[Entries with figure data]
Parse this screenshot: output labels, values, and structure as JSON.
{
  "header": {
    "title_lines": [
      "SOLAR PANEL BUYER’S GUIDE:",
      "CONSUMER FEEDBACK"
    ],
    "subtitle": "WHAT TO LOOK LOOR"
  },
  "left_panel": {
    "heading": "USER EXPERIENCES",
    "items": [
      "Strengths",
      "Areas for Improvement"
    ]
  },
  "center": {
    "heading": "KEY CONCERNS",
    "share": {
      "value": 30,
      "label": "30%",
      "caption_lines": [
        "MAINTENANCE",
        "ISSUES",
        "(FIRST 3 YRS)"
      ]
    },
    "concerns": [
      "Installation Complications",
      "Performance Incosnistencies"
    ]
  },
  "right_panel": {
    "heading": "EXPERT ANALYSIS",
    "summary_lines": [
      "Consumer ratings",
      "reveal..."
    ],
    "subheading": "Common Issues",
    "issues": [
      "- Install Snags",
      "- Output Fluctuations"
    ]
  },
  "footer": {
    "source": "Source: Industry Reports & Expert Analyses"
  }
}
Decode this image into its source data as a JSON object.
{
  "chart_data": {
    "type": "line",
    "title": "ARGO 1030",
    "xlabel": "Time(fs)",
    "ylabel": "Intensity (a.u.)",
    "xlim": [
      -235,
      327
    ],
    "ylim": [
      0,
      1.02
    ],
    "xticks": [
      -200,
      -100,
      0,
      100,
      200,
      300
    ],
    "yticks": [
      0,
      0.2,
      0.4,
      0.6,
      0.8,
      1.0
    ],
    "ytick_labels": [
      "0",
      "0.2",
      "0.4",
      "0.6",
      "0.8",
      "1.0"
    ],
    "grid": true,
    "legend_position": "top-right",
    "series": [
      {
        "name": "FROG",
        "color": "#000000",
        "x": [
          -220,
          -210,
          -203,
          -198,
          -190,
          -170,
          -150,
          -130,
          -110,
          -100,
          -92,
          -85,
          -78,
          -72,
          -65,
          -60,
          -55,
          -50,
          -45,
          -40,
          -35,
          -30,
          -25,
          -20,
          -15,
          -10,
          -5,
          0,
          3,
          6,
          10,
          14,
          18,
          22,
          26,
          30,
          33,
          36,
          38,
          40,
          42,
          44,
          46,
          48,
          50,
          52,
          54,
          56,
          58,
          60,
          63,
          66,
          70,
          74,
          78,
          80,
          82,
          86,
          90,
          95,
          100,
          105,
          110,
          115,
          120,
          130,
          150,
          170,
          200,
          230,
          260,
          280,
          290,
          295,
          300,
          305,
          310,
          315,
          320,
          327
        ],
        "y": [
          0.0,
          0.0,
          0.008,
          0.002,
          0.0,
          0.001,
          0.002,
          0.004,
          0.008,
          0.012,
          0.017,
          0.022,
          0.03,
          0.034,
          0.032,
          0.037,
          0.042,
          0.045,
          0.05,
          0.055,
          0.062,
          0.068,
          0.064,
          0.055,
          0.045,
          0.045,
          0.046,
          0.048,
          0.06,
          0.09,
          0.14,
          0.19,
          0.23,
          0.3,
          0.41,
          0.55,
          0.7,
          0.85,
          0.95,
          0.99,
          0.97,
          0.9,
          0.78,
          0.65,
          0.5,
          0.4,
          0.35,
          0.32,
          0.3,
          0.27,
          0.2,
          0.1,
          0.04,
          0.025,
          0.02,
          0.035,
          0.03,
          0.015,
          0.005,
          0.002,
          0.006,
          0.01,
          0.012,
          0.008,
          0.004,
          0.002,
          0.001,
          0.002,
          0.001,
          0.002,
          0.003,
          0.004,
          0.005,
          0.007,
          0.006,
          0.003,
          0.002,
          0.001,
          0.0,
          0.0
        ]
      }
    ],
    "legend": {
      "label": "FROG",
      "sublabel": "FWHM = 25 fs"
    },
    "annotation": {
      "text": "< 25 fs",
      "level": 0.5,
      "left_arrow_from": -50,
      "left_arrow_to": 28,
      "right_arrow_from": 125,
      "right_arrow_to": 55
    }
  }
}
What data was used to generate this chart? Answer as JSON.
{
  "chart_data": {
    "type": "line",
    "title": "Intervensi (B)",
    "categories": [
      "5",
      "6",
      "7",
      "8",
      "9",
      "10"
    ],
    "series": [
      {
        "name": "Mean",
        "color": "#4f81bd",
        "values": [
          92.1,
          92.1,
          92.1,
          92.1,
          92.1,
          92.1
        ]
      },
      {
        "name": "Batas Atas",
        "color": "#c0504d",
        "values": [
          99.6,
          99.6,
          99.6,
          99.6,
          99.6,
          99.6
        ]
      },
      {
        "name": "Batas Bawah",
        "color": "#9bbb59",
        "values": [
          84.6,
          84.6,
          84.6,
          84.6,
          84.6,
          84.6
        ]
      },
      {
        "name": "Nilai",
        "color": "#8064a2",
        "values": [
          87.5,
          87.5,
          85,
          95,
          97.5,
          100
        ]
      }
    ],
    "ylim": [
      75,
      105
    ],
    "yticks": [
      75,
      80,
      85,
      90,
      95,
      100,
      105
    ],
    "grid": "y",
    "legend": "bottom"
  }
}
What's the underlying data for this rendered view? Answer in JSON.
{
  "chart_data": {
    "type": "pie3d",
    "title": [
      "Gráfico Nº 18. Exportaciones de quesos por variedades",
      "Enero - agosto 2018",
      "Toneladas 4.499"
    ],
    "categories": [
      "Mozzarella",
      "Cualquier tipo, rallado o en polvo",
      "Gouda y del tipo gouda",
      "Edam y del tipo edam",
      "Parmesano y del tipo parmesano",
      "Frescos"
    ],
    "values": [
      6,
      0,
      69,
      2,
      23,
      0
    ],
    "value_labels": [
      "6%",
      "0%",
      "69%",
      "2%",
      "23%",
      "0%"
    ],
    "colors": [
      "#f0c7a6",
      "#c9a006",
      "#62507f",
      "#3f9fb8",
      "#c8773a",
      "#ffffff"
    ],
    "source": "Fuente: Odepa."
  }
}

▶ **Directions for this task**:
From the entries above, collect every line with the string "name" in it.

▶ **Full solution**:
        "name": "FROG",
        "name": "Mean",
        "name": "Batas Atas",
        "name": "Batas Bawah",
        "name": "Nilai",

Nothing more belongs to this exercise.